## start DATA FOR THE TASK

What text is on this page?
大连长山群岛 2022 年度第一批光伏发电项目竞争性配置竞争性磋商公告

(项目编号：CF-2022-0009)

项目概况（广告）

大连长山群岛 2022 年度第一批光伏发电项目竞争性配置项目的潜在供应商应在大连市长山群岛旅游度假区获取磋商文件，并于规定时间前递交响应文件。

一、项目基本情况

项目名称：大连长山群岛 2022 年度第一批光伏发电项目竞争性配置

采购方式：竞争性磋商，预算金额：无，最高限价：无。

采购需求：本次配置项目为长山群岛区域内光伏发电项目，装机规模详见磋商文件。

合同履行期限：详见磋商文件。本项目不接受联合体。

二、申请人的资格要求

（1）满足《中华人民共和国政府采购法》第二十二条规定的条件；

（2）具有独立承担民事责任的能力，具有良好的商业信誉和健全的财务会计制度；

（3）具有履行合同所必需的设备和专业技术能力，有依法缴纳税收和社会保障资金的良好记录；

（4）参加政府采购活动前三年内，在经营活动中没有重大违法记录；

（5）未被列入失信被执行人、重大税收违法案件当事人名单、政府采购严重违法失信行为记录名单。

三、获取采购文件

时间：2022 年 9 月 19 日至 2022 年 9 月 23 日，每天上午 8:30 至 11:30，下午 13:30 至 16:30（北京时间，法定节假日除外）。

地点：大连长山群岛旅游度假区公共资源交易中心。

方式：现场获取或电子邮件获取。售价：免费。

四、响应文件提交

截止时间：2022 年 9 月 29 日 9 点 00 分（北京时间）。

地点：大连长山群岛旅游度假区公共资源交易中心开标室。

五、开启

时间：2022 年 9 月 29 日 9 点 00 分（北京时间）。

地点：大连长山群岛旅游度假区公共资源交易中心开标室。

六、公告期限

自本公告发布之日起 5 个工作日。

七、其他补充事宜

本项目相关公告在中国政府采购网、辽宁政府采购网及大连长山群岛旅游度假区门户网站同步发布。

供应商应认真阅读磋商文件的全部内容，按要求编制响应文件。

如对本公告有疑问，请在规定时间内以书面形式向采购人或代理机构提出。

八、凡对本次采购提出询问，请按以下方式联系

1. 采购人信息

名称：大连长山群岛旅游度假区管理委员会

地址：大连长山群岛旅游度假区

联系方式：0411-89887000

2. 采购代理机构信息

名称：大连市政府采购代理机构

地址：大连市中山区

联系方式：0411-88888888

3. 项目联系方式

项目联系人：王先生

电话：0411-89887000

## end DATA FOR THE TASK

■ EXERCISE DESCRIPTION:
Give only the count of lines in which the string "北京时间" appears.

■ SOLUTION BELOW:
3